#### [Work to be completed]
Identify all lines in the listing that include the word "månad", and copy them out.

#### [Supplied material]
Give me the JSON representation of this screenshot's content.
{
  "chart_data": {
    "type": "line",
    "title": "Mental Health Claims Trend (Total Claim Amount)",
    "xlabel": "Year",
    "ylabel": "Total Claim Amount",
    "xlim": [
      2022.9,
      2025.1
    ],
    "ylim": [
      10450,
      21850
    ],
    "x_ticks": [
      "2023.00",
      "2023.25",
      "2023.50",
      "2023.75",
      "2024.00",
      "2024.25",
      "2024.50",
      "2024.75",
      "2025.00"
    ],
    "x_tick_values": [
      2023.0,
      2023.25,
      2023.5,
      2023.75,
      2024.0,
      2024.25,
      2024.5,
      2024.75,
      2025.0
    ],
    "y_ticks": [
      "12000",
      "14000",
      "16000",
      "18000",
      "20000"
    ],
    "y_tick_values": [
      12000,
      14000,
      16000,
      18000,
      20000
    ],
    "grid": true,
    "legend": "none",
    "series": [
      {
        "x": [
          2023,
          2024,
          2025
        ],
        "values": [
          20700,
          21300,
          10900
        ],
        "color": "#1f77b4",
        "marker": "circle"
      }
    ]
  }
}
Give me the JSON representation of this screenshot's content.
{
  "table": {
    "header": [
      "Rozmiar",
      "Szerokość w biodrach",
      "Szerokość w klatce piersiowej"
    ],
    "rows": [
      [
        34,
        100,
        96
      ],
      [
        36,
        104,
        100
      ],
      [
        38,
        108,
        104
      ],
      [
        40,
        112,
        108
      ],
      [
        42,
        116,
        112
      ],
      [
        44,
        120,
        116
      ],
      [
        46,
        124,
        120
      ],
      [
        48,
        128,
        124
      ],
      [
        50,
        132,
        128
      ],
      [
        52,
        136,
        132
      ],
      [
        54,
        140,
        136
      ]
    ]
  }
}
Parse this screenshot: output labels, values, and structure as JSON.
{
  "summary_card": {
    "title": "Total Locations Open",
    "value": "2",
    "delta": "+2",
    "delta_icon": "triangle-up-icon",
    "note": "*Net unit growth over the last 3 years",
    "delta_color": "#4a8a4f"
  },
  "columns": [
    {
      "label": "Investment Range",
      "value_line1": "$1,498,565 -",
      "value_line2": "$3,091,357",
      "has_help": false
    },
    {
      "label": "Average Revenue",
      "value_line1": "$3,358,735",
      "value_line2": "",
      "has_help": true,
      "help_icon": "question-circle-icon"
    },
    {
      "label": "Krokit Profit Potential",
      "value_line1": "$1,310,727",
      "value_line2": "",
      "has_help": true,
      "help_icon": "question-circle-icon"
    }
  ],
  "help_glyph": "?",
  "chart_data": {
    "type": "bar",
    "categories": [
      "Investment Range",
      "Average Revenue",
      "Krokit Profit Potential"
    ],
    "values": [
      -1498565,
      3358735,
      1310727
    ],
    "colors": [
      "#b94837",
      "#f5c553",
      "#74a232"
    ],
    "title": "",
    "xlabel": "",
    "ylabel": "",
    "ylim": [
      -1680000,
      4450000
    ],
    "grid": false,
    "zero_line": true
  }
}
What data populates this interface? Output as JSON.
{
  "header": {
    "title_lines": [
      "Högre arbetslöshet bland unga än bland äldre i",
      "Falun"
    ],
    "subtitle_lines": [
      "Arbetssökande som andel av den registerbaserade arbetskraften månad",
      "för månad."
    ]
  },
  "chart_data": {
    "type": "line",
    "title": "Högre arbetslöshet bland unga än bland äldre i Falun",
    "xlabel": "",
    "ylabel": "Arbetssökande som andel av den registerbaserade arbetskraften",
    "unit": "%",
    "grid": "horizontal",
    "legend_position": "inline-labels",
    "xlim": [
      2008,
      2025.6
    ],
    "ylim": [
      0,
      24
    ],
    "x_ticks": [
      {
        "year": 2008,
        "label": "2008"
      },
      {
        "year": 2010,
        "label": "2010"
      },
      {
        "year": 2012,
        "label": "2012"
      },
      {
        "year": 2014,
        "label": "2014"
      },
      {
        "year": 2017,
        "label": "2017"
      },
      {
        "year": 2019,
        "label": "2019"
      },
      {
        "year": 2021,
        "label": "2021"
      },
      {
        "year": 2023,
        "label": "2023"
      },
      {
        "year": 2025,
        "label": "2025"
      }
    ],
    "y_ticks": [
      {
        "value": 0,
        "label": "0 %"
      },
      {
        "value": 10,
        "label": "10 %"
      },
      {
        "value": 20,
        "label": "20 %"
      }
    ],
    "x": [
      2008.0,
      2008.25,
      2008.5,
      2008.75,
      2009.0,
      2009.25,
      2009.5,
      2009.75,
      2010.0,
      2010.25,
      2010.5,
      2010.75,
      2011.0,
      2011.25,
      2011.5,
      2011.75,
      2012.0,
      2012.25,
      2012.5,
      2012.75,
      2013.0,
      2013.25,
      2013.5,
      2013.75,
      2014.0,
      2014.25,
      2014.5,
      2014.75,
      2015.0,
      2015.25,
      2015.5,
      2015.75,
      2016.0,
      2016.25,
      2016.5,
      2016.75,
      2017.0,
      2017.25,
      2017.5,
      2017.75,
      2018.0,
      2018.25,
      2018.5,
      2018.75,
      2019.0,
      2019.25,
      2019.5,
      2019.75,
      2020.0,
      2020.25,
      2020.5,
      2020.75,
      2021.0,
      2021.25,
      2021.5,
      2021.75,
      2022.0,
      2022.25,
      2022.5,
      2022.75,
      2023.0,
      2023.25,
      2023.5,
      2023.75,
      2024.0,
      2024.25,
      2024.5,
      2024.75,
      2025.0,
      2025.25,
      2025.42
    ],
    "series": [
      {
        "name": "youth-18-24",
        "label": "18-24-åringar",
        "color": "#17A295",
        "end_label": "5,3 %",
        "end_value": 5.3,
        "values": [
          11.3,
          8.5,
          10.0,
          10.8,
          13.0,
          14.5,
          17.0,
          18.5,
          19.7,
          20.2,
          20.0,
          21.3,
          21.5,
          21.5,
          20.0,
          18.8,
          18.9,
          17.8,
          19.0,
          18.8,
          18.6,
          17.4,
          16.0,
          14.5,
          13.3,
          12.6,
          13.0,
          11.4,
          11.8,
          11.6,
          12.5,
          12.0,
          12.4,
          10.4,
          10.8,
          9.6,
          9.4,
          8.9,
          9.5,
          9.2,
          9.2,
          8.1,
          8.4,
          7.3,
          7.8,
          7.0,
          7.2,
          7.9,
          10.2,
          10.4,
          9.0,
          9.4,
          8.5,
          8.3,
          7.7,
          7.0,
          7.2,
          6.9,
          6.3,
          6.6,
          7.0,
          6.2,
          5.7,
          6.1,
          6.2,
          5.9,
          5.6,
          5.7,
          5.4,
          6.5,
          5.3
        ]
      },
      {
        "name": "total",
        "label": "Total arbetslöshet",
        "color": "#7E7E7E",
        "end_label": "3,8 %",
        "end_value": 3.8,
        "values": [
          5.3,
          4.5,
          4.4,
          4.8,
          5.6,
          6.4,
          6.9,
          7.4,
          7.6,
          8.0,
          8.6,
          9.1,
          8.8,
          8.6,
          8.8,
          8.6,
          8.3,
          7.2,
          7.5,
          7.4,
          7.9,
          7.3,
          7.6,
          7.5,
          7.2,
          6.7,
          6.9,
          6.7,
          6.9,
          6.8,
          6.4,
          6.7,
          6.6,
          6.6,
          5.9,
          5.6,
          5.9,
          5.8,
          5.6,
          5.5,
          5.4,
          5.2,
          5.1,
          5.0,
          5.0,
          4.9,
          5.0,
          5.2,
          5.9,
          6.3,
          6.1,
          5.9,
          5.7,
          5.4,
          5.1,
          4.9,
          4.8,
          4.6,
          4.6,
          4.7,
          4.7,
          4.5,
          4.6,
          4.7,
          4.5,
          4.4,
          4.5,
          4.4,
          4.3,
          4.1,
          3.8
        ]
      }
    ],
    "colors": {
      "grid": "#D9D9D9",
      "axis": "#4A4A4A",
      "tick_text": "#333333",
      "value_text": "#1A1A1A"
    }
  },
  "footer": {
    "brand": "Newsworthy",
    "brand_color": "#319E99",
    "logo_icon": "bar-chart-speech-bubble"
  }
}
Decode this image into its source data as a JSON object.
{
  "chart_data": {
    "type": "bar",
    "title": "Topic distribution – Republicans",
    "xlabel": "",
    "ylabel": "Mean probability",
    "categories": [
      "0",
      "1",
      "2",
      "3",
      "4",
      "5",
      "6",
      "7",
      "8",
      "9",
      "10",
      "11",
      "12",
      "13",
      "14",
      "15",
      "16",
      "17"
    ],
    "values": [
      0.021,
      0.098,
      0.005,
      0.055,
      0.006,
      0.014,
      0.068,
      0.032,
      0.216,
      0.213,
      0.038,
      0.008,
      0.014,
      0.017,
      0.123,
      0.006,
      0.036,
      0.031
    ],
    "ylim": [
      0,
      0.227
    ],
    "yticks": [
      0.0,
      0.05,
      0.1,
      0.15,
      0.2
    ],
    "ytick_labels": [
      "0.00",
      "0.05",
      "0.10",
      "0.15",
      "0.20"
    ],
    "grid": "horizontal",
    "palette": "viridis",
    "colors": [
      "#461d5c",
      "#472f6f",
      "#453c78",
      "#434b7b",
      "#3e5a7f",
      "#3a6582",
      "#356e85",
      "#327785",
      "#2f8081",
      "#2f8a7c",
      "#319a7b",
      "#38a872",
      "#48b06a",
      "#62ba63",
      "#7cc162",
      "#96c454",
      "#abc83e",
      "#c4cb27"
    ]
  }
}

#### [Task response]
      "Arbetssökande som andel av den registerbaserade arbetskraften månad",
      "för månad."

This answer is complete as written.